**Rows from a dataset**
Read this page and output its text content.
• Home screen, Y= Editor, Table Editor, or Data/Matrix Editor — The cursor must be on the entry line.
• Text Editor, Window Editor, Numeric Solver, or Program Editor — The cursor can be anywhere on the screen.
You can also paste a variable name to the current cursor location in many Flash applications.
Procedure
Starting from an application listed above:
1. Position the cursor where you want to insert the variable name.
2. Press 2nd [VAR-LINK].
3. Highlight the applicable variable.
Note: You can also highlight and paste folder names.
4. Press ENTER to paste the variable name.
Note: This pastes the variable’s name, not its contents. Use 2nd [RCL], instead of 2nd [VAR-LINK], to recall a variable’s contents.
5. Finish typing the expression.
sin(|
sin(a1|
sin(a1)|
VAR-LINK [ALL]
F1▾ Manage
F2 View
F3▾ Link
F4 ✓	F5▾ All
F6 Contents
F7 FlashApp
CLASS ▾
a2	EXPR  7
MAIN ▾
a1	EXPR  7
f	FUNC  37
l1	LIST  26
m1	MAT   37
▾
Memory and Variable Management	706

**Task statement**
Retype every record above exactly as it appears.

**Completed exercise**
Read this page and output its text content.
• Home screen, Y= Editor, Table Editor, or Data/Matrix Editor — The cursor must be on the entry line.
• Text Editor, Window Editor, Numeric Solver, or Program Editor — The cursor can be anywhere on the screen.
You can also paste a variable name to the current cursor location in many Flash applications.
Procedure
Starting from an application listed above:
1. Position the cursor where you want to insert the variable name.
2. Press 2nd [VAR-LINK].
3. Highlight the applicable variable.
Note: You can also highlight and paste folder names.
4. Press ENTER to paste the variable name.
Note: This pastes the variable’s name, not its contents. Use 2nd [RCL], instead of 2nd [VAR-LINK], to recall a variable’s contents.
5. Finish typing the expression.
sin(|
sin(a1|
sin(a1)|
VAR-LINK [ALL]
F1▾ Manage
F2 View
F3▾ Link
F4 ✓	F5▾ All
F6 Contents
F7 FlashApp
CLASS ▾
a2	EXPR  7
MAIN ▾
a1	EXPR  7
f	FUNC  37
l1	LIST  26
m1	MAT   37
▾
Memory and Variable Management	706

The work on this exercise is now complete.